## Begin
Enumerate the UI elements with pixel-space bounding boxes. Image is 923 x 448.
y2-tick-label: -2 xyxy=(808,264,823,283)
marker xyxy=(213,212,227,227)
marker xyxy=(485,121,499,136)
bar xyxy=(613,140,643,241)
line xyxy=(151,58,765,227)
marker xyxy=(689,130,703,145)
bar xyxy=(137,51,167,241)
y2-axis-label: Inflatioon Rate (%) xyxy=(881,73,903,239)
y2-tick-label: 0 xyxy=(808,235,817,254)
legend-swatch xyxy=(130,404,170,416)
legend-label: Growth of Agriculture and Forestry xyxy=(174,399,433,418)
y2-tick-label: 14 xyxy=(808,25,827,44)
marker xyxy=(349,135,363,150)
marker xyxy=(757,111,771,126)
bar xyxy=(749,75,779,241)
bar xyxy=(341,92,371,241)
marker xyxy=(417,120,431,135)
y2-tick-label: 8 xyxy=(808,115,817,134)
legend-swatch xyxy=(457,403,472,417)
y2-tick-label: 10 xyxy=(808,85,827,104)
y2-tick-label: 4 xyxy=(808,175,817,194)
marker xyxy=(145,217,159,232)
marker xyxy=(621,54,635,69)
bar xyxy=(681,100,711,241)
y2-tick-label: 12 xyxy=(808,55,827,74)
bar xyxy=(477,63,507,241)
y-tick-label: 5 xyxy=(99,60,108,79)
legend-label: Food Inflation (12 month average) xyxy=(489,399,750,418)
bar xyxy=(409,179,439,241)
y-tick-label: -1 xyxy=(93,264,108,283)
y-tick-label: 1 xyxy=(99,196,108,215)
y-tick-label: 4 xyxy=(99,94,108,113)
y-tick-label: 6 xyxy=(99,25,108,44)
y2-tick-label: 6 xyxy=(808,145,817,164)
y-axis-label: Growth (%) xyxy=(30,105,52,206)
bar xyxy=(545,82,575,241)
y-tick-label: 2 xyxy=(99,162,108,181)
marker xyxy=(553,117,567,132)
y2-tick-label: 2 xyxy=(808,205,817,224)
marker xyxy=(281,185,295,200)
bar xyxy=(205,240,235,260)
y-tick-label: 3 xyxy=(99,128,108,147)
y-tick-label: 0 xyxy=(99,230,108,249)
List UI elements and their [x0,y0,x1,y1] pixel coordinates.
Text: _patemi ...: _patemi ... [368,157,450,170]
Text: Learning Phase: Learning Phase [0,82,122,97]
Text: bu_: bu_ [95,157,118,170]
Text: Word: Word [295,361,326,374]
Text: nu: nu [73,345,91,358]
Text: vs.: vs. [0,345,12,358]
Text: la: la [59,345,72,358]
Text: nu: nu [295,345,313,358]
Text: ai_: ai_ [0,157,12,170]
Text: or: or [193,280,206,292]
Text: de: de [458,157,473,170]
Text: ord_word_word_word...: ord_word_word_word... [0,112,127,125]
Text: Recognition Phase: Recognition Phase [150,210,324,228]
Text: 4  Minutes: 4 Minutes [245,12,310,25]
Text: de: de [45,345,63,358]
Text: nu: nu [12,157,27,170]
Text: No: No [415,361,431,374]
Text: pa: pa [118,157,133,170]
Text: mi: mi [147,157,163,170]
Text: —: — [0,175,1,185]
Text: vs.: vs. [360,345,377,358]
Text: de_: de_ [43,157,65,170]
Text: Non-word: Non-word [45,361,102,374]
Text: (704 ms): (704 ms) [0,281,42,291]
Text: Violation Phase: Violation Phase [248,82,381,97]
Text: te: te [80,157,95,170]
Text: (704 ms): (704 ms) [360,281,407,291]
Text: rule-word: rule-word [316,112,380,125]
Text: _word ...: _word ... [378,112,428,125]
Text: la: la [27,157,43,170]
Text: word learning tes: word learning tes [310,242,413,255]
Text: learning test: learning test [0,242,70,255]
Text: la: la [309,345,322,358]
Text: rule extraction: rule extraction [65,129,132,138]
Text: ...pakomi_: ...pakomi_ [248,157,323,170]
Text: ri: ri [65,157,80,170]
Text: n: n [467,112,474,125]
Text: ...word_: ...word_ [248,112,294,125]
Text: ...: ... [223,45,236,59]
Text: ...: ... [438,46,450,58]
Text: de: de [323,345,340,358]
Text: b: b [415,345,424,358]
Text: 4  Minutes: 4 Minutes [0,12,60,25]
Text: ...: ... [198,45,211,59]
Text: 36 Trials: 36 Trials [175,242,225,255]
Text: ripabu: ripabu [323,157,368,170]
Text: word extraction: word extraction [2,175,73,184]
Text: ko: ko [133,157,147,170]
## End
Could you give all the records above again with "legend-swatch" changed to "legend-key" and everything else left as it is?

**Correct answer:**
Enumerate the UI elements with pixel-space bounding boxes. Image is 923 x 448.
y2-tick-label: -2 xyxy=(808,264,823,283)
marker xyxy=(213,212,227,227)
marker xyxy=(485,121,499,136)
bar xyxy=(613,140,643,241)
line xyxy=(151,58,765,227)
marker xyxy=(689,130,703,145)
bar xyxy=(137,51,167,241)
y2-axis-label: Inflatioon Rate (%) xyxy=(881,73,903,239)
y2-tick-label: 0 xyxy=(808,235,817,254)
legend-key xyxy=(130,404,170,416)
legend-label: Growth of Agriculture and Forestry xyxy=(174,399,433,418)
y2-tick-label: 14 xyxy=(808,25,827,44)
marker xyxy=(349,135,363,150)
marker xyxy=(757,111,771,126)
bar xyxy=(749,75,779,241)
bar xyxy=(341,92,371,241)
marker xyxy=(417,120,431,135)
y2-tick-label: 8 xyxy=(808,115,817,134)
legend-key xyxy=(457,403,472,417)
y2-tick-label: 10 xyxy=(808,85,827,104)
y2-tick-label: 4 xyxy=(808,175,817,194)
marker xyxy=(145,217,159,232)
marker xyxy=(621,54,635,69)
bar xyxy=(681,100,711,241)
y2-tick-label: 12 xyxy=(808,55,827,74)
bar xyxy=(477,63,507,241)
y-tick-label: 5 xyxy=(99,60,108,79)
legend-label: Food Inflation (12 month average) xyxy=(489,399,750,418)
bar xyxy=(409,179,439,241)
y-tick-label: -1 xyxy=(93,264,108,283)
y-tick-label: 1 xyxy=(99,196,108,215)
y-tick-label: 4 xyxy=(99,94,108,113)
y-tick-label: 6 xyxy=(99,25,108,44)
y2-tick-label: 6 xyxy=(808,145,817,164)
y-axis-label: Growth (%) xyxy=(30,105,52,206)
bar xyxy=(545,82,575,241)
y-tick-label: 2 xyxy=(99,162,108,181)
marker xyxy=(553,117,567,132)
y2-tick-label: 2 xyxy=(808,205,817,224)
marker xyxy=(281,185,295,200)
bar xyxy=(205,240,235,260)
y-tick-label: 3 xyxy=(99,128,108,147)
y-tick-label: 0 xyxy=(99,230,108,249)
List UI elements and their [x0,y0,x1,y1] pixel coordinates.
Text: _patemi ...: _patemi ... [368,157,450,170]
Text: Learning Phase: Learning Phase [0,82,122,97]
Text: bu_: bu_ [95,157,118,170]
Text: Word: Word [295,361,326,374]
Text: nu: nu [73,345,91,358]
Text: vs.: vs. [0,345,12,358]
Text: la: la [59,345,72,358]
Text: nu: nu [295,345,313,358]
Text: ai_: ai_ [0,157,12,170]
Text: or: or [193,280,206,292]
Text: de: de [458,157,473,170]
Text: ord_word_word_word...: ord_word_word_word... [0,112,127,125]
Text: Recognition Phase: Recognition Phase [150,210,324,228]
Text: 4  Minutes: 4 Minutes [245,12,310,25]
Text: de: de [45,345,63,358]
Text: nu: nu [12,157,27,170]
Text: No: No [415,361,431,374]
Text: pa: pa [118,157,133,170]
Text: mi: mi [147,157,163,170]
Text: —: — [0,175,1,185]
Text: vs.: vs. [360,345,377,358]
Text: de_: de_ [43,157,65,170]
Text: Non-word: Non-word [45,361,102,374]
Text: (704 ms): (704 ms) [0,281,42,291]
Text: Violation Phase: Violation Phase [248,82,381,97]
Text: te: te [80,157,95,170]
Text: (704 ms): (704 ms) [360,281,407,291]
Text: rule-word: rule-word [316,112,380,125]
Text: _word ...: _word ... [378,112,428,125]
Text: la: la [27,157,43,170]
Text: word learning tes: word learning tes [310,242,413,255]
Text: learning test: learning test [0,242,70,255]
Text: la: la [309,345,322,358]
Text: rule extraction: rule extraction [65,129,132,138]
Text: ...pakomi_: ...pakomi_ [248,157,323,170]
Text: ri: ri [65,157,80,170]
Text: n: n [467,112,474,125]
Text: ...word_: ...word_ [248,112,294,125]
Text: ...: ... [223,45,236,59]
Text: ...: ... [438,46,450,58]
Text: de: de [323,345,340,358]
Text: b: b [415,345,424,358]
Text: 4  Minutes: 4 Minutes [0,12,60,25]
Text: ...: ... [198,45,211,59]
Text: 36 Trials: 36 Trials [175,242,225,255]
Text: ripabu: ripabu [323,157,368,170]
Text: word extraction: word extraction [2,175,73,184]
Text: ko: ko [133,157,147,170]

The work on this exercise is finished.